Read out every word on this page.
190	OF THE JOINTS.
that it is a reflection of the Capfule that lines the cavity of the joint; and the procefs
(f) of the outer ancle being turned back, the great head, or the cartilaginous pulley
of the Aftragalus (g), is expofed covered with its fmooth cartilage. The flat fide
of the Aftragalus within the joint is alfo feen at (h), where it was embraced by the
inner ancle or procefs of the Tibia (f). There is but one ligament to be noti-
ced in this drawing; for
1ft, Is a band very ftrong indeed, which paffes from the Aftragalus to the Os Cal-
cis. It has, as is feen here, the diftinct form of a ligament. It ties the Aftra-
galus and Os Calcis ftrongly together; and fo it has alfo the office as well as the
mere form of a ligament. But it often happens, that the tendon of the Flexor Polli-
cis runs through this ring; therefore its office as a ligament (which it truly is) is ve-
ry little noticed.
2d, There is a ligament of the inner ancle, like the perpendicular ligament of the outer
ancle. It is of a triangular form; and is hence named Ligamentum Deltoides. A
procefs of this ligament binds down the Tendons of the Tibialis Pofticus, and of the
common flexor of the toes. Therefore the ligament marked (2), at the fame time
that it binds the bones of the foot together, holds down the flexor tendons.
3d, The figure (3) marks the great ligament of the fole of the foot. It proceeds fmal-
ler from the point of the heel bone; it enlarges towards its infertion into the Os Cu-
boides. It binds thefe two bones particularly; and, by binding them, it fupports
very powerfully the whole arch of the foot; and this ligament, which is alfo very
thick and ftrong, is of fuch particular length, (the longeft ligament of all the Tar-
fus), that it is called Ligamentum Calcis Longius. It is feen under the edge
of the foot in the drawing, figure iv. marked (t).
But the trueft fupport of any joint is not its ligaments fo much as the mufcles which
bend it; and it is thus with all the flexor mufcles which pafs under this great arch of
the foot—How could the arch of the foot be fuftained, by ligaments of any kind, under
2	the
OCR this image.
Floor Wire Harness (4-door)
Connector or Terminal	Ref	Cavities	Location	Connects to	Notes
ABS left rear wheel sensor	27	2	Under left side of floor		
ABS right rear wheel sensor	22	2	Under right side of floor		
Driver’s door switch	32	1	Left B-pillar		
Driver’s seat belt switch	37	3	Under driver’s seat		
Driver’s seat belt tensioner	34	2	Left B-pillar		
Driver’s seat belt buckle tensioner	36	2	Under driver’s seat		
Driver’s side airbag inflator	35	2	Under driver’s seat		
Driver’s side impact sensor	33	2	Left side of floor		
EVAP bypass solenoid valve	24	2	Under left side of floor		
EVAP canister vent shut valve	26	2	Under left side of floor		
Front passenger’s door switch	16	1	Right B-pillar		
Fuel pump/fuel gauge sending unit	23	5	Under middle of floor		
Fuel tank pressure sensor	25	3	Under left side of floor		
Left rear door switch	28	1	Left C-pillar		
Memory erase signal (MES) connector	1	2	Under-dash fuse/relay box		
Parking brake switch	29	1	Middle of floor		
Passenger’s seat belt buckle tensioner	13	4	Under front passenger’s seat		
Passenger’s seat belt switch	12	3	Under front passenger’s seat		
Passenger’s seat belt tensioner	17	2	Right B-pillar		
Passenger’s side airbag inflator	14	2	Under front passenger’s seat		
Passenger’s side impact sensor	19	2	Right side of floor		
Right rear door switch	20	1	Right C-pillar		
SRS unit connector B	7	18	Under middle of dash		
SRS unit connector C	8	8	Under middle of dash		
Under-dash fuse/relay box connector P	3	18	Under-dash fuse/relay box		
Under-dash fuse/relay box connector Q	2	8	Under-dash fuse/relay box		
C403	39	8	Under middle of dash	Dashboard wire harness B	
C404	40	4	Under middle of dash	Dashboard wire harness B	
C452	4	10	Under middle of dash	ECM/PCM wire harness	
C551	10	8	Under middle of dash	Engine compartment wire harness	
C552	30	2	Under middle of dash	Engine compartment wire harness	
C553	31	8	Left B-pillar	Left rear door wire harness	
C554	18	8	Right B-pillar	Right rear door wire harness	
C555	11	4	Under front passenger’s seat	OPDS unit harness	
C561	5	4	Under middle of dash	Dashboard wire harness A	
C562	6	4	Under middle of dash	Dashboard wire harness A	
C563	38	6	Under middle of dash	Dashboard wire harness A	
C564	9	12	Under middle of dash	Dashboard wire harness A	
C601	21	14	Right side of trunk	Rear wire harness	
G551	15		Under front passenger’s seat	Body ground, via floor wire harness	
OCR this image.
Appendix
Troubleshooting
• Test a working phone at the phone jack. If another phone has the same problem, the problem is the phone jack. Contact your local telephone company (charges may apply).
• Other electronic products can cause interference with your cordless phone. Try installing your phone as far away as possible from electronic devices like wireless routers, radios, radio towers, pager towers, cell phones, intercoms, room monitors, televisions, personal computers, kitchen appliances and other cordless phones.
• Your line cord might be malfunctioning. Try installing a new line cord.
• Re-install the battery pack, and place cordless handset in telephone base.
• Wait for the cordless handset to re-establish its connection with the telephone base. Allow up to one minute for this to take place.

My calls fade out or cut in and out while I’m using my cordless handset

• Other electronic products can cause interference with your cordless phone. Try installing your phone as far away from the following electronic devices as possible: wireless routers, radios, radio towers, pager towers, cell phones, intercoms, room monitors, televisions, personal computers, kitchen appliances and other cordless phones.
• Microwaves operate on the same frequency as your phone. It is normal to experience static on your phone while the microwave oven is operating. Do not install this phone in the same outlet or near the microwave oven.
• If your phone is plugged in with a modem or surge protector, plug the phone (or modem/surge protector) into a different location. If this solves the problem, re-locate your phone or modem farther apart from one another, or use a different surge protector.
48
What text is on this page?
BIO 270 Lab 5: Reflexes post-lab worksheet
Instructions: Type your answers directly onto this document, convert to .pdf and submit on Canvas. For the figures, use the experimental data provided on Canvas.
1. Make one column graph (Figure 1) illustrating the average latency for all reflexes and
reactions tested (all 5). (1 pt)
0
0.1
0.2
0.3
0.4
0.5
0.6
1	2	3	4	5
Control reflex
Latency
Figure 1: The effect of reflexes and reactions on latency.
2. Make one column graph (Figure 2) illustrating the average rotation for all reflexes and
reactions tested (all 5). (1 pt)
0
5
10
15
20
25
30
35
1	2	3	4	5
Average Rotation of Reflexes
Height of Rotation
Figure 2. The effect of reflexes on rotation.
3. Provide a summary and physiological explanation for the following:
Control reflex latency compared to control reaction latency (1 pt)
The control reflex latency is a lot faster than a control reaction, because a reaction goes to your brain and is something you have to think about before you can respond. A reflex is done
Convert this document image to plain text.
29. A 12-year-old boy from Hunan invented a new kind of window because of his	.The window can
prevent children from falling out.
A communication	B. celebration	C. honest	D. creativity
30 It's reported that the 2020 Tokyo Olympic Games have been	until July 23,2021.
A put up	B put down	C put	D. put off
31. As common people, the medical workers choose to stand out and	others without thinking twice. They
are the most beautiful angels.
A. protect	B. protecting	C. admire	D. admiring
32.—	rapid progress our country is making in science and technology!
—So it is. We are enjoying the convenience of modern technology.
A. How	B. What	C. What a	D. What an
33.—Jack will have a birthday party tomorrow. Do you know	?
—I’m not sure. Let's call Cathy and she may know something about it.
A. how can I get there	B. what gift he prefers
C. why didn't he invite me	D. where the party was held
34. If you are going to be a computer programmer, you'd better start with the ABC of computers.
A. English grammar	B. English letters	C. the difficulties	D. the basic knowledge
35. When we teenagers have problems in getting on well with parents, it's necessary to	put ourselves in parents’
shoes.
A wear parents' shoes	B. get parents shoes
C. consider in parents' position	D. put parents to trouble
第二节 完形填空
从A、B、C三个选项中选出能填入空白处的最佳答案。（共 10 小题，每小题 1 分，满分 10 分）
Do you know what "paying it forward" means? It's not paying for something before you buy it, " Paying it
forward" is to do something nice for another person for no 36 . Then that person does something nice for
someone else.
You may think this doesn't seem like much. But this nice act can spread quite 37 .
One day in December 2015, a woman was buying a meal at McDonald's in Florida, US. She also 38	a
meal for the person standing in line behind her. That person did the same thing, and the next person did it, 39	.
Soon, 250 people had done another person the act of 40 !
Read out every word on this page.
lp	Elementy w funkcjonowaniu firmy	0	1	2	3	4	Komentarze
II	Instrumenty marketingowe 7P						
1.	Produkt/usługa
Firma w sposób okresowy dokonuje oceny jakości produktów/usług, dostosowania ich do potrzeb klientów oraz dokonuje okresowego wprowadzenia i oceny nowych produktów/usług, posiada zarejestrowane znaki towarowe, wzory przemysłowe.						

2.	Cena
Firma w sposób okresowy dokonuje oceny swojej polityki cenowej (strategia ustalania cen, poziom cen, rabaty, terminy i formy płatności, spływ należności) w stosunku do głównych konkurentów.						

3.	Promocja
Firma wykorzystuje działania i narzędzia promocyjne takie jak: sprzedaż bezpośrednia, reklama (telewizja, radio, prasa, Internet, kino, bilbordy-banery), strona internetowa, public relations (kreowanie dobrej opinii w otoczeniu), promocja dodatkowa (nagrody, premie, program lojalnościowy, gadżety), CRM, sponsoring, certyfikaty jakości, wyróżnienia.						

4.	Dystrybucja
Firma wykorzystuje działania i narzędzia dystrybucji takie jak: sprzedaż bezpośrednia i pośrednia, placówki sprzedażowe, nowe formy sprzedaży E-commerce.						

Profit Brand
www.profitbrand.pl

━━━━━━━━━━

:: Aim ::
Only the number is wanted: how many lines in the preceding entries hold the string "handset"?

:: Result for this exercise ::
3